*Task to carry out*
Copy out each line that has "acide" in it.

Collection entries:
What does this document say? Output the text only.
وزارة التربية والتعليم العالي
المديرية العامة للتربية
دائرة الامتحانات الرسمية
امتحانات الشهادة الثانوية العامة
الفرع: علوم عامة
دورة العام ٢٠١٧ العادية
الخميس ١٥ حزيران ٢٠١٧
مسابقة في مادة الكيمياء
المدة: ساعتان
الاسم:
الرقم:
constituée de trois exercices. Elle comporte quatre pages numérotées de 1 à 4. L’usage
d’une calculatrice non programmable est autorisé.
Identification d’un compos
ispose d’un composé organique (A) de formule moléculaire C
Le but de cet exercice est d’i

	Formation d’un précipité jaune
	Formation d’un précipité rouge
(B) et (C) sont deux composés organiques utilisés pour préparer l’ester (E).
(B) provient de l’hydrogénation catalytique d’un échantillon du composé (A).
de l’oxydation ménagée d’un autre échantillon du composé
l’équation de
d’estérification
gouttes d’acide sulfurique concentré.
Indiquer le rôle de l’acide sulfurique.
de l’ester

--

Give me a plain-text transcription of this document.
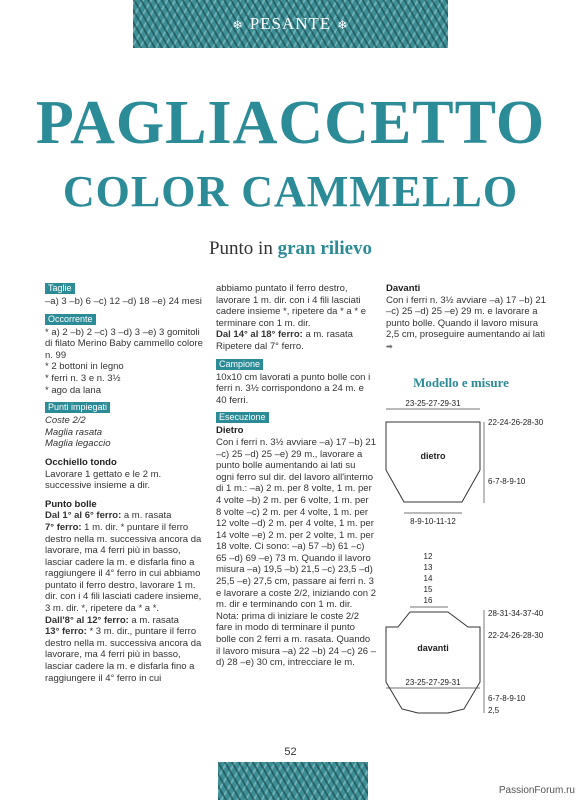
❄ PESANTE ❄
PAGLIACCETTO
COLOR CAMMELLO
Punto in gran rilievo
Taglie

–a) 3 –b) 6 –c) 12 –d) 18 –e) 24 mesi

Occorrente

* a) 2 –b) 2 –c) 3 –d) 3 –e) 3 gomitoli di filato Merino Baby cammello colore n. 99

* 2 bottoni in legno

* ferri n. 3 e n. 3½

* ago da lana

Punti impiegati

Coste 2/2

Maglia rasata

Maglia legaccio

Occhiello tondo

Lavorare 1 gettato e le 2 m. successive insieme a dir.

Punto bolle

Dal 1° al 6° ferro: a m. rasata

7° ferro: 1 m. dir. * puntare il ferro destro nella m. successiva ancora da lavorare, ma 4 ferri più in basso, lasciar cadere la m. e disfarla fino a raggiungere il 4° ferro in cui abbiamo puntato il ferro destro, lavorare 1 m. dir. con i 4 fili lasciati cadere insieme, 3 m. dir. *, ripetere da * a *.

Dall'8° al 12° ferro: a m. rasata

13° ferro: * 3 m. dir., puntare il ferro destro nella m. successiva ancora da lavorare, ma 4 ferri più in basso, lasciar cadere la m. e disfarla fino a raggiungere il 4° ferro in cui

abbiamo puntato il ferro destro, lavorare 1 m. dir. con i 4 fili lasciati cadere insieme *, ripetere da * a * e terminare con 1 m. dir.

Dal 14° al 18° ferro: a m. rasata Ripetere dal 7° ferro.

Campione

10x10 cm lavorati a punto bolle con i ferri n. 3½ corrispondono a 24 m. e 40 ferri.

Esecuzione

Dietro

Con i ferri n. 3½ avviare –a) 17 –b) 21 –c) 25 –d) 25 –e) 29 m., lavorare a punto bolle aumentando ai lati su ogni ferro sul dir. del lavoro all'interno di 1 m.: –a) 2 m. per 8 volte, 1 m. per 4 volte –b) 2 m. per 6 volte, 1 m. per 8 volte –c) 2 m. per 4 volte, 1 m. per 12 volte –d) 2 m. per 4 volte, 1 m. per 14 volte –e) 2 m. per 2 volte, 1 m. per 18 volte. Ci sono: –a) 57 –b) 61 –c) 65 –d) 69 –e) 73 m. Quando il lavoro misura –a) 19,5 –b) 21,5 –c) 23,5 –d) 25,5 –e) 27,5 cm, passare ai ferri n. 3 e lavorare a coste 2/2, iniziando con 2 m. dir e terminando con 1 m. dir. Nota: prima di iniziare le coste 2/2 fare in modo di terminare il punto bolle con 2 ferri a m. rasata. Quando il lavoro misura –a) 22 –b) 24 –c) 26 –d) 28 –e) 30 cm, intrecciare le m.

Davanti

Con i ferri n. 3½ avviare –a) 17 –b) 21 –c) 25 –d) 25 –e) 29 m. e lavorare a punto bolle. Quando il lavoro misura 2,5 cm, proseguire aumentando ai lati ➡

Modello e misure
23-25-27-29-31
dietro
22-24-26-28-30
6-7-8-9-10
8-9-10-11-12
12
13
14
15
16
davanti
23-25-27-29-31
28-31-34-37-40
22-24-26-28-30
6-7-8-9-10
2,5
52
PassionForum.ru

--

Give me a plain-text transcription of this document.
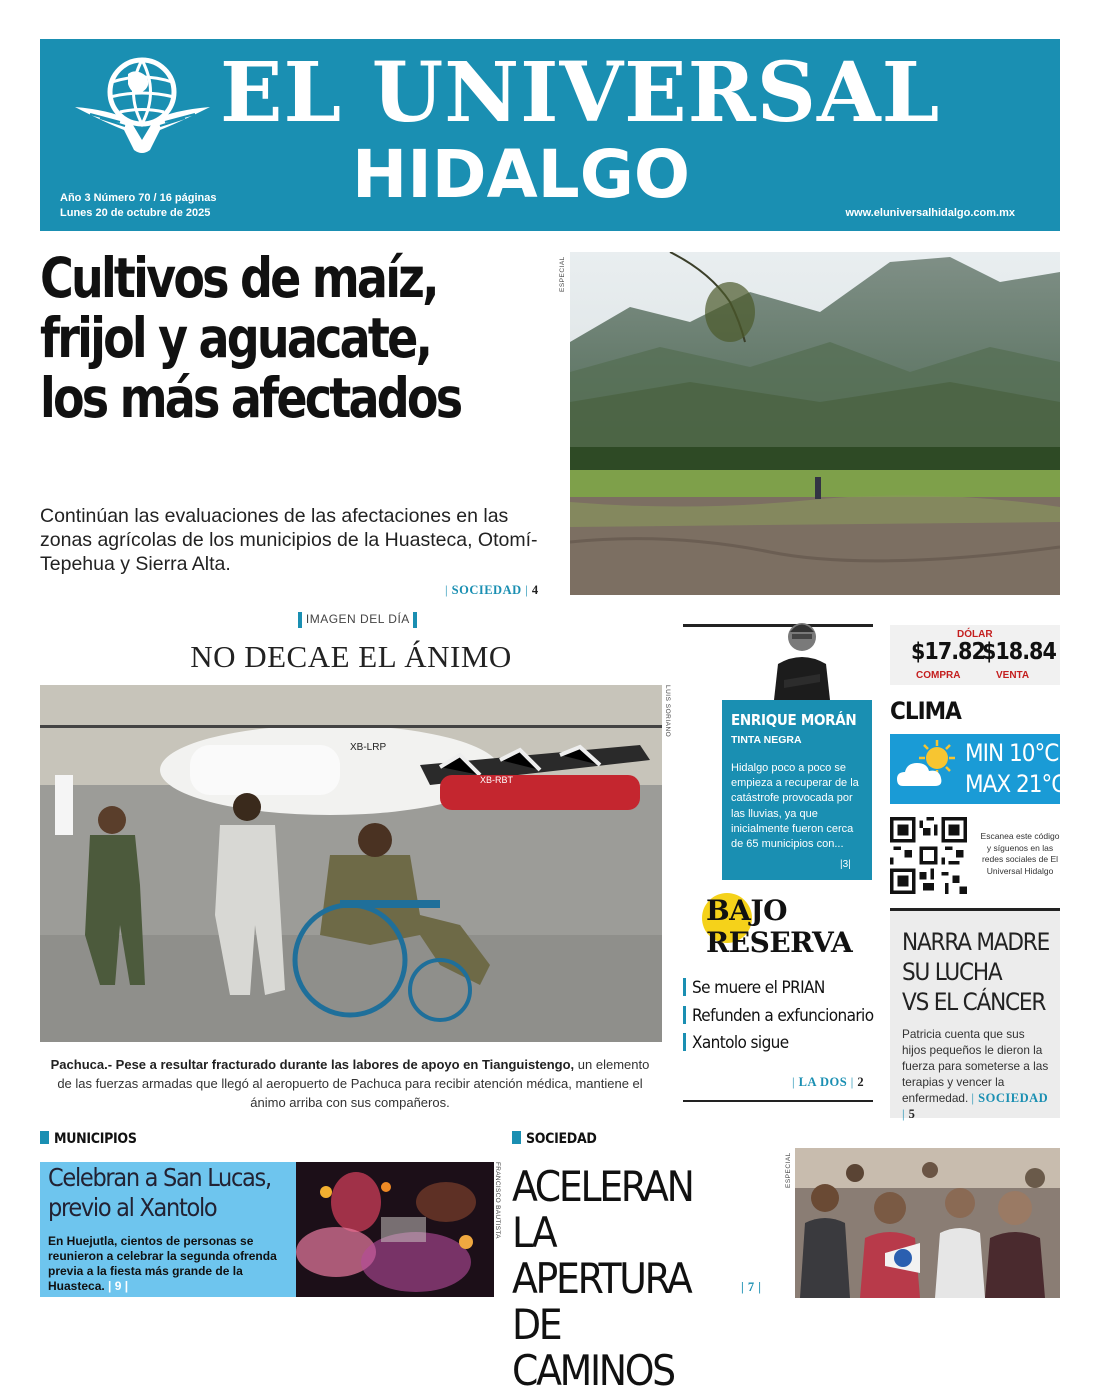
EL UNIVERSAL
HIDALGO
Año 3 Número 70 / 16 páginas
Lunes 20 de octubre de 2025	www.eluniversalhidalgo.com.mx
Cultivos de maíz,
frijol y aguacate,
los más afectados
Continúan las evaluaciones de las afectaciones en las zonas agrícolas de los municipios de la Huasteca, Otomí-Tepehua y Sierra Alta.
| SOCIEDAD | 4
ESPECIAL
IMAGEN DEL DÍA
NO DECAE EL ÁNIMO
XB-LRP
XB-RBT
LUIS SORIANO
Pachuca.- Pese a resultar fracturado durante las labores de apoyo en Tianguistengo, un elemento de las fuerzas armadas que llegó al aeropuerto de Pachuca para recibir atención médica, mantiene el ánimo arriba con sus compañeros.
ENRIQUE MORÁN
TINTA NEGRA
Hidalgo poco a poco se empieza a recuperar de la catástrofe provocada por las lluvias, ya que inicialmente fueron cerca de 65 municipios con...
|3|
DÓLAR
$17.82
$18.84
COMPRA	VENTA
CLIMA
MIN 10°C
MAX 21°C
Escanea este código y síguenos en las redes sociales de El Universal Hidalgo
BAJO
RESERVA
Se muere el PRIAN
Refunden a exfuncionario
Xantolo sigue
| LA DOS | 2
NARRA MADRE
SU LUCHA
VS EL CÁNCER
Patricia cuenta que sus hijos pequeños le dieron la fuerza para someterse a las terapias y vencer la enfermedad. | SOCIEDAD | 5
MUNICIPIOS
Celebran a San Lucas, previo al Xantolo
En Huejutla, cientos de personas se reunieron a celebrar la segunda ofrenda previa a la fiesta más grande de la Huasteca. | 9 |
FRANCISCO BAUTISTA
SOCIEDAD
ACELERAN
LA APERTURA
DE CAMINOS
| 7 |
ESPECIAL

*Written solution*
gouttes d’acide sulfurique concentré.
Indiquer le rôle de l’acide sulfurique.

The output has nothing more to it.